• [MATERIALS PROVIDED]:
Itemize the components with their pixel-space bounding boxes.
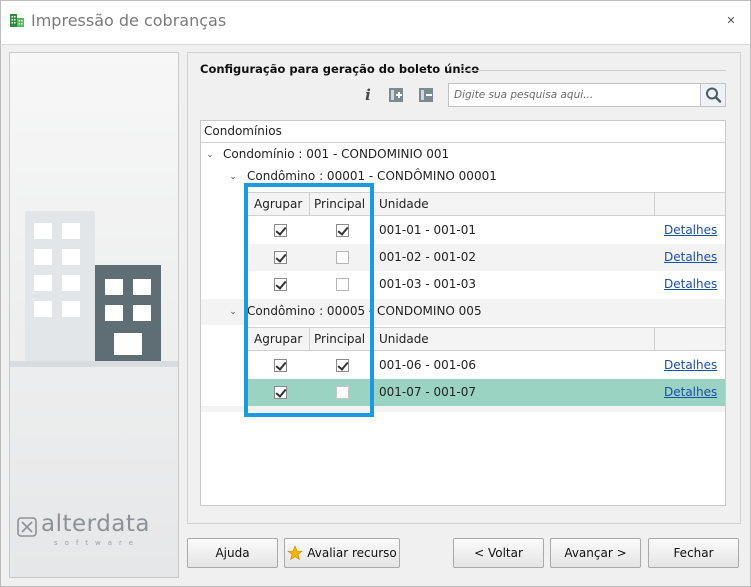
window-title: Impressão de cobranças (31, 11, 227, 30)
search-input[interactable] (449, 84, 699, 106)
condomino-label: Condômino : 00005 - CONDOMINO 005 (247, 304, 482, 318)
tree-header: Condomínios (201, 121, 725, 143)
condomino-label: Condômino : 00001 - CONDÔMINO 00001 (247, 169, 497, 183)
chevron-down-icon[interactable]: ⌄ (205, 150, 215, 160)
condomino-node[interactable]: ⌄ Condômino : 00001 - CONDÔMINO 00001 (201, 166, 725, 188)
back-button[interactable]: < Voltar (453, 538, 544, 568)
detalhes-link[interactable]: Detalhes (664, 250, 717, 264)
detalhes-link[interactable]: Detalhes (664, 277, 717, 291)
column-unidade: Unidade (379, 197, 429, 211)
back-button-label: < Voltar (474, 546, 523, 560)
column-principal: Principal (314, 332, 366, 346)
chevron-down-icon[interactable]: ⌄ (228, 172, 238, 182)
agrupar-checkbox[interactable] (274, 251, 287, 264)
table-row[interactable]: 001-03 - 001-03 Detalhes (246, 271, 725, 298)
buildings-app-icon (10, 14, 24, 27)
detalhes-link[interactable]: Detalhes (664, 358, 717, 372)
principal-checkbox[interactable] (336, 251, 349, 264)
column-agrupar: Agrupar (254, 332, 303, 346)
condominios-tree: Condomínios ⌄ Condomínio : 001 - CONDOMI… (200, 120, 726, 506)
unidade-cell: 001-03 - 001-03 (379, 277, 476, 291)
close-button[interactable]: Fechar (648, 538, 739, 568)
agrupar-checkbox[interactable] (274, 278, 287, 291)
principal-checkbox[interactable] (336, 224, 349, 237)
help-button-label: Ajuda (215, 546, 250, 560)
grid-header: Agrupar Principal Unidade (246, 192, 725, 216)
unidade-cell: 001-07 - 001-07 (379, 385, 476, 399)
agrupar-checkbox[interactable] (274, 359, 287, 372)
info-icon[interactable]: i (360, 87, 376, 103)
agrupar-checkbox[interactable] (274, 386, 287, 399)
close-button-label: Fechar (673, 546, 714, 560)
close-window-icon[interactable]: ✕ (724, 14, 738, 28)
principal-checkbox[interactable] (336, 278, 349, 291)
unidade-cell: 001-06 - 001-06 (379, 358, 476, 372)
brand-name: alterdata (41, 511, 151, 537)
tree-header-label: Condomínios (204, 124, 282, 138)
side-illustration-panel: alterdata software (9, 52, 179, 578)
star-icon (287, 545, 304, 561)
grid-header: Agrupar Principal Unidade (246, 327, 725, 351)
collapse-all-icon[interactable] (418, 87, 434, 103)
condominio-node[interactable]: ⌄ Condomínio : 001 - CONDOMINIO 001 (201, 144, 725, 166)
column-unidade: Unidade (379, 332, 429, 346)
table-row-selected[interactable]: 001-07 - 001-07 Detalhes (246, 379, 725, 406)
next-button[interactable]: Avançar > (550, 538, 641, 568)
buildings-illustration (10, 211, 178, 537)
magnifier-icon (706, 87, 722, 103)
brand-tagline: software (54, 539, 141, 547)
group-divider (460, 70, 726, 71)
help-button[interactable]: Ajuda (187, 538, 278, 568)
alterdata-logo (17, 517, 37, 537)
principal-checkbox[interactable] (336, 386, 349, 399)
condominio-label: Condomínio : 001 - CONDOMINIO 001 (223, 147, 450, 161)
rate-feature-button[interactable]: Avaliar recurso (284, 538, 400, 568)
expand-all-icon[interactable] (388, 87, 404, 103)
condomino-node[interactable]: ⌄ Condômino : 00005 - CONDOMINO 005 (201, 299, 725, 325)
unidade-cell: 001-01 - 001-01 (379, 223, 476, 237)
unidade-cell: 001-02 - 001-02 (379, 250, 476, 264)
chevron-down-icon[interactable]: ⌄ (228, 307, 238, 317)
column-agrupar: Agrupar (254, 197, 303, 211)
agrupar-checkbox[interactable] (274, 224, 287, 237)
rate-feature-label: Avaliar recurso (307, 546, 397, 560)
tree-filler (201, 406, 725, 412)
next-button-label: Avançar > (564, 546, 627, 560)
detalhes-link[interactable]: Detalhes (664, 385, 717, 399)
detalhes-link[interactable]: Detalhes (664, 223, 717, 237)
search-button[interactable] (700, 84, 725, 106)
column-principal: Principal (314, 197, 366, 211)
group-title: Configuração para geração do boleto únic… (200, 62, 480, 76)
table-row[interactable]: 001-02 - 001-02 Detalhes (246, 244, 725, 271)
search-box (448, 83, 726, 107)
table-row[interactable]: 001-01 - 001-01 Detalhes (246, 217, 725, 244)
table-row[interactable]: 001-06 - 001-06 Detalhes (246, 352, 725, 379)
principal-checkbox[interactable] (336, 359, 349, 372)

• [EXERCISE DIRECTIONS]: Please pull every line from the records above, word for word, and leave the pictures out.

• [REPLY]:
Itemize the components with their pixel-space bounding boxes.
window-title: Impressão de cobranças (31, 11, 227, 30)
search-input[interactable] (449, 84, 699, 106)
condomino-label: Condômino : 00005 - CONDOMINO 005 (247, 304, 482, 318)
tree-header: Condomínios (201, 121, 725, 143)
condomino-label: Condômino : 00001 - CONDÔMINO 00001 (247, 169, 497, 183)
chevron-down-icon[interactable]: ⌄ (205, 150, 215, 160)
condomino-node[interactable]: ⌄ Condômino : 00001 - CONDÔMINO 00001 (201, 166, 725, 188)
back-button[interactable]: < Voltar (453, 538, 544, 568)
detalhes-link[interactable]: Detalhes (664, 250, 717, 264)
detalhes-link[interactable]: Detalhes (664, 277, 717, 291)
column-unidade: Unidade (379, 197, 429, 211)
back-button-label: < Voltar (474, 546, 523, 560)
column-principal: Principal (314, 332, 366, 346)
chevron-down-icon[interactable]: ⌄ (228, 172, 238, 182)
agrupar-checkbox[interactable] (274, 251, 287, 264)
table-row[interactable]: 001-03 - 001-03 Detalhes (246, 271, 725, 298)
buildings-app-icon (10, 14, 24, 27)
detalhes-link[interactable]: Detalhes (664, 358, 717, 372)
principal-checkbox[interactable] (336, 251, 349, 264)
column-agrupar: Agrupar (254, 332, 303, 346)
condominios-tree: Condomínios ⌄ Condomínio : 001 - CONDOMI… (200, 120, 726, 506)
unidade-cell: 001-03 - 001-03 (379, 277, 476, 291)
close-button[interactable]: Fechar (648, 538, 739, 568)
agrupar-checkbox[interactable] (274, 278, 287, 291)
principal-checkbox[interactable] (336, 224, 349, 237)
help-button-label: Ajuda (215, 546, 250, 560)
grid-header: Agrupar Principal Unidade (246, 192, 725, 216)
unidade-cell: 001-07 - 001-07 (379, 385, 476, 399)
agrupar-checkbox[interactable] (274, 359, 287, 372)
info-icon[interactable]: i (360, 87, 376, 103)
agrupar-checkbox[interactable] (274, 386, 287, 399)
close-button-label: Fechar (673, 546, 714, 560)
close-window-icon[interactable]: ✕ (724, 14, 738, 28)
principal-checkbox[interactable] (336, 278, 349, 291)
unidade-cell: 001-06 - 001-06 (379, 358, 476, 372)
brand-name: alterdata (41, 511, 151, 537)
tree-header-label: Condomínios (204, 124, 282, 138)
side-illustration-panel: alterdata software (9, 52, 179, 578)
star-icon (287, 545, 304, 561)
grid-header: Agrupar Principal Unidade (246, 327, 725, 351)
collapse-all-icon[interactable] (418, 87, 434, 103)
condominio-node[interactable]: ⌄ Condomínio : 001 - CONDOMINIO 001 (201, 144, 725, 166)
column-unidade: Unidade (379, 332, 429, 346)
table-row-selected[interactable]: 001-07 - 001-07 Detalhes (246, 379, 725, 406)
next-button[interactable]: Avançar > (550, 538, 641, 568)
buildings-illustration (10, 211, 178, 537)
magnifier-icon (706, 87, 722, 103)
brand-tagline: software (54, 539, 141, 547)
group-divider (460, 70, 726, 71)
help-button[interactable]: Ajuda (187, 538, 278, 568)
alterdata-logo (17, 517, 37, 537)
principal-checkbox[interactable] (336, 386, 349, 399)
condominio-label: Condomínio : 001 - CONDOMINIO 001 (223, 147, 450, 161)
rate-feature-button[interactable]: Avaliar recurso (284, 538, 400, 568)
expand-all-icon[interactable] (388, 87, 404, 103)
condomino-node[interactable]: ⌄ Condômino : 00005 - CONDOMINO 005 (201, 299, 725, 325)
unidade-cell: 001-01 - 001-01 (379, 223, 476, 237)
unidade-cell: 001-02 - 001-02 (379, 250, 476, 264)
chevron-down-icon[interactable]: ⌄ (228, 307, 238, 317)
column-agrupar: Agrupar (254, 197, 303, 211)
agrupar-checkbox[interactable] (274, 224, 287, 237)
rate-feature-label: Avaliar recurso (307, 546, 397, 560)
tree-filler (201, 406, 725, 412)
next-button-label: Avançar > (564, 546, 627, 560)
detalhes-link[interactable]: Detalhes (664, 385, 717, 399)
detalhes-link[interactable]: Detalhes (664, 223, 717, 237)
search-button[interactable] (700, 84, 725, 106)
column-principal: Principal (314, 197, 366, 211)
group-title: Configuração para geração do boleto únic… (200, 62, 480, 76)
table-row[interactable]: 001-02 - 001-02 Detalhes (246, 244, 725, 271)
search-box (448, 83, 726, 107)
table-row[interactable]: 001-01 - 001-01 Detalhes (246, 217, 725, 244)
table-row[interactable]: 001-06 - 001-06 Detalhes (246, 352, 725, 379)
principal-checkbox[interactable] (336, 359, 349, 372)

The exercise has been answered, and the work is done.